=== Written exercise ===
Restate the records in their entirety, word for word.
* START Records shown *
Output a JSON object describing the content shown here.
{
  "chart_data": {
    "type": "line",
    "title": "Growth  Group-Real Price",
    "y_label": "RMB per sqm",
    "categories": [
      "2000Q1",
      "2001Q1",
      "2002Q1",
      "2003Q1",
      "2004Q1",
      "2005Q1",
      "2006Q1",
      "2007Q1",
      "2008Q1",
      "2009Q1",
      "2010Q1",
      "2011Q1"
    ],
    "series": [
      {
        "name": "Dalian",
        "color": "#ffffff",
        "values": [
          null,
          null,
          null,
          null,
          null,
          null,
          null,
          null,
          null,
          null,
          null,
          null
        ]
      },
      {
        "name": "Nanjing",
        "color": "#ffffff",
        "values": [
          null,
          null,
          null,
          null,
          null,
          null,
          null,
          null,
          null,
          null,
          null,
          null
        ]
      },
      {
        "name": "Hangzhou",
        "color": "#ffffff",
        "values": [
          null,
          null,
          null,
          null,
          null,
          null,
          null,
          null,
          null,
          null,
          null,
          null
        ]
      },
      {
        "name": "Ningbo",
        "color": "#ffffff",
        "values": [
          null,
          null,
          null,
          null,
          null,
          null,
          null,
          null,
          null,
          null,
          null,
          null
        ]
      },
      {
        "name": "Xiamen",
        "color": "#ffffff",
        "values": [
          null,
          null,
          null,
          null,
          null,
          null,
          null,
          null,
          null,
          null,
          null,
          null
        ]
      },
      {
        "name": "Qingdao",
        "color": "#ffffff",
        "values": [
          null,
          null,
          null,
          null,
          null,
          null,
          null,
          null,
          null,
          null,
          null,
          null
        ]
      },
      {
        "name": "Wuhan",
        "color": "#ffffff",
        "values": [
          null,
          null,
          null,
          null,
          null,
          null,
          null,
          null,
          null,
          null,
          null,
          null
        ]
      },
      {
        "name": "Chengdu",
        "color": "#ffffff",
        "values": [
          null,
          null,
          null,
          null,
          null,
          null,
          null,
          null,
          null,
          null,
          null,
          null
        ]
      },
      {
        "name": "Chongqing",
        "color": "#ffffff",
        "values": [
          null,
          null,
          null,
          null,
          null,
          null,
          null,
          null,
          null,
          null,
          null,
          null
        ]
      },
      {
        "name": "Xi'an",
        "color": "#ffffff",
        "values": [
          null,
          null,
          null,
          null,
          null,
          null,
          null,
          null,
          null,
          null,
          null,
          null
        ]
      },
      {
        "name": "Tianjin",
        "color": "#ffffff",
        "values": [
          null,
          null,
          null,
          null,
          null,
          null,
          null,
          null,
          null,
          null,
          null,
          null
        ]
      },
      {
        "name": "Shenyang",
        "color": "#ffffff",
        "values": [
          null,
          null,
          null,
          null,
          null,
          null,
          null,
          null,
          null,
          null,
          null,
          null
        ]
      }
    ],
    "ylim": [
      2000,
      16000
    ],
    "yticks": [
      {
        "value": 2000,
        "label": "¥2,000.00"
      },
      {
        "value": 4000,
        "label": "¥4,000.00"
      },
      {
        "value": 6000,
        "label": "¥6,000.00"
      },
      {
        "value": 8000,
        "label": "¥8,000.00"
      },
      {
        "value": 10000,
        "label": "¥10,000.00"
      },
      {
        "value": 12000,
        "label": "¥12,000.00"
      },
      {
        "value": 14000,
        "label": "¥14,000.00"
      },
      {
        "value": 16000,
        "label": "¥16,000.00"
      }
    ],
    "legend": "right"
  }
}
* END Records shown *
=== Solution ===
Output a JSON object describing the content shown here.
{
  "chart_data": {
    "type": "line",
    "title": "Growth  Group-Real Price",
    "y_label": "RMB per sqm",
    "categories": [
      "2000Q1",
      "2001Q1",
      "2002Q1",
      "2003Q1",
      "2004Q1",
      "2005Q1",
      "2006Q1",
      "2007Q1",
      "2008Q1",
      "2009Q1",
      "2010Q1",
      "2011Q1"
    ],
    "series": [
      {
        "name": "Dalian",
        "color": "#ffffff",
        "values": [
          null,
          null,
          null,
          null,
          null,
          null,
          null,
          null,
          null,
          null,
          null,
          null
        ]
      },
      {
        "name": "Nanjing",
        "color": "#ffffff",
        "values": [
          null,
          null,
          null,
          null,
          null,
          null,
          null,
          null,
          null,
          null,
          null,
          null
        ]
      },
      {
        "name": "Hangzhou",
        "color": "#ffffff",
        "values": [
          null,
          null,
          null,
          null,
          null,
          null,
          null,
          null,
          null,
          null,
          null,
          null
        ]
      },
      {
        "name": "Ningbo",
        "color": "#ffffff",
        "values": [
          null,
          null,
          null,
          null,
          null,
          null,
          null,
          null,
          null,
          null,
          null,
          null
        ]
      },
      {
        "name": "Xiamen",
        "color": "#ffffff",
        "values": [
          null,
          null,
          null,
          null,
          null,
          null,
          null,
          null,
          null,
          null,
          null,
          null
        ]
      },
      {
        "name": "Qingdao",
        "color": "#ffffff",
        "values": [
          null,
          null,
          null,
          null,
          null,
          null,
          null,
          null,
          null,
          null,
          null,
          null
        ]
      },
      {
        "name": "Wuhan",
        "color": "#ffffff",
        "values": [
          null,
          null,
          null,
          null,
          null,
          null,
          null,
          null,
          null,
          null,
          null,
          null
        ]
      },
      {
        "name": "Chengdu",
        "color": "#ffffff",
        "values": [
          null,
          null,
          null,
          null,
          null,
          null,
          null,
          null,
          null,
          null,
          null,
          null
        ]
      },
      {
        "name": "Chongqing",
        "color": "#ffffff",
        "values": [
          null,
          null,
          null,
          null,
          null,
          null,
          null,
          null,
          null,
          null,
          null,
          null
        ]
      },
      {
        "name": "Xi'an",
        "color": "#ffffff",
        "values": [
          null,
          null,
          null,
          null,
          null,
          null,
          null,
          null,
          null,
          null,
          null,
          null
        ]
      },
      {
        "name": "Tianjin",
        "color": "#ffffff",
        "values": [
          null,
          null,
          null,
          null,
          null,
          null,
          null,
          null,
          null,
          null,
          null,
          null
        ]
      },
      {
        "name": "Shenyang",
        "color": "#ffffff",
        "values": [
          null,
          null,
          null,
          null,
          null,
          null,
          null,
          null,
          null,
          null,
          null,
          null
        ]
      }
    ],
    "ylim": [
      2000,
      16000
    ],
    "yticks": [
      {
        "value": 2000,
        "label": "¥2,000.00"
      },
      {
        "value": 4000,
        "label": "¥4,000.00"
      },
      {
        "value": 6000,
        "label": "¥6,000.00"
      },
      {
        "value": 8000,
        "label": "¥8,000.00"
      },
      {
        "value": 10000,
        "label": "¥10,000.00"
      },
      {
        "value": 12000,
        "label": "¥12,000.00"
      },
      {
        "value": 14000,
        "label": "¥14,000.00"
      },
      {
        "value": 16000,
        "label": "¥16,000.00"
      }
    ],
    "legend": "right"
  }
}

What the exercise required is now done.